* [Supplied entries]:
◇ ◇ ◇ ◇ ◇

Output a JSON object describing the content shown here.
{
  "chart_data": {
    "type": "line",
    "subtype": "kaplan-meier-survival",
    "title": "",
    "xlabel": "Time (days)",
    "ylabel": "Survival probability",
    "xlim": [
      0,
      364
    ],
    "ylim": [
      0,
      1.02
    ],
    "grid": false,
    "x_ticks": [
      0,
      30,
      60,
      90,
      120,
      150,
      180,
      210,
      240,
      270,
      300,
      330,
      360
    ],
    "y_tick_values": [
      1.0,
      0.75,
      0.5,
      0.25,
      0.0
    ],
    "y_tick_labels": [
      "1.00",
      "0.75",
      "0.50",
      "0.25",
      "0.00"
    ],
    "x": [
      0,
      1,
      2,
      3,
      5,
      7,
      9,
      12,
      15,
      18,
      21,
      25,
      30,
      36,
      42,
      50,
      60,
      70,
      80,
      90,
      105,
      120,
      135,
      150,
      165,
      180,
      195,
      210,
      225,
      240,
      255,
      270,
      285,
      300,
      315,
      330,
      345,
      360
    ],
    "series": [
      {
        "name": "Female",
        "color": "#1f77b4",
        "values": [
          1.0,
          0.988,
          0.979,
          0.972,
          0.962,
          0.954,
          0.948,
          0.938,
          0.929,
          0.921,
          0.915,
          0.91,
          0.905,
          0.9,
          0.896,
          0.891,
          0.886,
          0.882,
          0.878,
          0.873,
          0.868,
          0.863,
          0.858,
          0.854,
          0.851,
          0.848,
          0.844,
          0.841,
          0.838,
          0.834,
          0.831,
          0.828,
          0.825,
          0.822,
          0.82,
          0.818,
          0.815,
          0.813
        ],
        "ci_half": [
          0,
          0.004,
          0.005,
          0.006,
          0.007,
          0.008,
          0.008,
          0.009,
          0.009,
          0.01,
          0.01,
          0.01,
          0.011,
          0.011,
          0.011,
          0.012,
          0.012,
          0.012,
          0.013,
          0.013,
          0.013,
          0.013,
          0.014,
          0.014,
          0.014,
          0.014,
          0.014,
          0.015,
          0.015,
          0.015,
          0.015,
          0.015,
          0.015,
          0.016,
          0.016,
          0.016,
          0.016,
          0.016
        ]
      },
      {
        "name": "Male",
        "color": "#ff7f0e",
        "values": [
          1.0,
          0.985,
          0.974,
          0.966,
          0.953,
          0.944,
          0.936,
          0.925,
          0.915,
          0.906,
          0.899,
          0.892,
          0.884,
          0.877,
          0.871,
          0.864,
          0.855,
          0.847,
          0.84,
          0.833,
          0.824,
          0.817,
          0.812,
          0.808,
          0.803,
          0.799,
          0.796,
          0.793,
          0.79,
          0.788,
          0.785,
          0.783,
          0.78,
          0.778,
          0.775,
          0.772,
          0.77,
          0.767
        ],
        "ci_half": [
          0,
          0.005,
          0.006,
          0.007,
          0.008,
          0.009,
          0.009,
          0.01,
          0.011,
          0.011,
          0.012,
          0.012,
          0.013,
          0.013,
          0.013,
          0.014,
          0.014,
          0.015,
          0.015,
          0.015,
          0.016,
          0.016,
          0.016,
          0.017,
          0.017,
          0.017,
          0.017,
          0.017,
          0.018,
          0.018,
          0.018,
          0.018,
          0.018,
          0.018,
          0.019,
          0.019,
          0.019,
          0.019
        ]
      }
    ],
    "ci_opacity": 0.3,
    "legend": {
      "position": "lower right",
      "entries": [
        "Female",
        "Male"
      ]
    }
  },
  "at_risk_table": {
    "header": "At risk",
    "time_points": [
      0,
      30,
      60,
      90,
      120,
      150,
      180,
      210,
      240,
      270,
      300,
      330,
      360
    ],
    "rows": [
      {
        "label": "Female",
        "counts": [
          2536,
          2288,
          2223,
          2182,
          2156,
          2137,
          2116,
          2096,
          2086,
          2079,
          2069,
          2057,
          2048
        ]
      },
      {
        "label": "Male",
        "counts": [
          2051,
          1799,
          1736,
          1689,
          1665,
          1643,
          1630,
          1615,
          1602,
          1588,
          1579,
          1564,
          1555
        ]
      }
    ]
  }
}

◇ ◇ ◇ ◇ ◇

* [Work to be completed]: Exactly as shown above, return every record.

* [Final answer]:
Output a JSON object describing the content shown here.
{
  "chart_data": {
    "type": "line",
    "subtype": "kaplan-meier-survival",
    "title": "",
    "xlabel": "Time (days)",
    "ylabel": "Survival probability",
    "xlim": [
      0,
      364
    ],
    "ylim": [
      0,
      1.02
    ],
    "grid": false,
    "x_ticks": [
      0,
      30,
      60,
      90,
      120,
      150,
      180,
      210,
      240,
      270,
      300,
      330,
      360
    ],
    "y_tick_values": [
      1.0,
      0.75,
      0.5,
      0.25,
      0.0
    ],
    "y_tick_labels": [
      "1.00",
      "0.75",
      "0.50",
      "0.25",
      "0.00"
    ],
    "x": [
      0,
      1,
      2,
      3,
      5,
      7,
      9,
      12,
      15,
      18,
      21,
      25,
      30,
      36,
      42,
      50,
      60,
      70,
      80,
      90,
      105,
      120,
      135,
      150,
      165,
      180,
      195,
      210,
      225,
      240,
      255,
      270,
      285,
      300,
      315,
      330,
      345,
      360
    ],
    "series": [
      {
        "name": "Female",
        "color": "#1f77b4",
        "values": [
          1.0,
          0.988,
          0.979,
          0.972,
          0.962,
          0.954,
          0.948,
          0.938,
          0.929,
          0.921,
          0.915,
          0.91,
          0.905,
          0.9,
          0.896,
          0.891,
          0.886,
          0.882,
          0.878,
          0.873,
          0.868,
          0.863,
          0.858,
          0.854,
          0.851,
          0.848,
          0.844,
          0.841,
          0.838,
          0.834,
          0.831,
          0.828,
          0.825,
          0.822,
          0.82,
          0.818,
          0.815,
          0.813
        ],
        "ci_half": [
          0,
          0.004,
          0.005,
          0.006,
          0.007,
          0.008,
          0.008,
          0.009,
          0.009,
          0.01,
          0.01,
          0.01,
          0.011,
          0.011,
          0.011,
          0.012,
          0.012,
          0.012,
          0.013,
          0.013,
          0.013,
          0.013,
          0.014,
          0.014,
          0.014,
          0.014,
          0.014,
          0.015,
          0.015,
          0.015,
          0.015,
          0.015,
          0.015,
          0.016,
          0.016,
          0.016,
          0.016,
          0.016
        ]
      },
      {
        "name": "Male",
        "color": "#ff7f0e",
        "values": [
          1.0,
          0.985,
          0.974,
          0.966,
          0.953,
          0.944,
          0.936,
          0.925,
          0.915,
          0.906,
          0.899,
          0.892,
          0.884,
          0.877,
          0.871,
          0.864,
          0.855,
          0.847,
          0.84,
          0.833,
          0.824,
          0.817,
          0.812,
          0.808,
          0.803,
          0.799,
          0.796,
          0.793,
          0.79,
          0.788,
          0.785,
          0.783,
          0.78,
          0.778,
          0.775,
          0.772,
          0.77,
          0.767
        ],
        "ci_half": [
          0,
          0.005,
          0.006,
          0.007,
          0.008,
          0.009,
          0.009,
          0.01,
          0.011,
          0.011,
          0.012,
          0.012,
          0.013,
          0.013,
          0.013,
          0.014,
          0.014,
          0.015,
          0.015,
          0.015,
          0.016,
          0.016,
          0.016,
          0.017,
          0.017,
          0.017,
          0.017,
          0.017,
          0.018,
          0.018,
          0.018,
          0.018,
          0.018,
          0.018,
          0.019,
          0.019,
          0.019,
          0.019
        ]
      }
    ],
    "ci_opacity": 0.3,
    "legend": {
      "position": "lower right",
      "entries": [
        "Female",
        "Male"
      ]
    }
  },
  "at_risk_table": {
    "header": "At risk",
    "time_points": [
      0,
      30,
      60,
      90,
      120,
      150,
      180,
      210,
      240,
      270,
      300,
      330,
      360
    ],
    "rows": [
      {
        "label": "Female",
        "counts": [
          2536,
          2288,
          2223,
          2182,
          2156,
          2137,
          2116,
          2096,
          2086,
          2079,
          2069,
          2057,
          2048
        ]
      },
      {
        "label": "Male",
        "counts": [
          2051,
          1799,
          1736,
          1689,
          1665,
          1643,
          1630,
          1615,
          1602,
          1588,
          1579,
          1564,
          1555
        ]
      }
    ]
  }
}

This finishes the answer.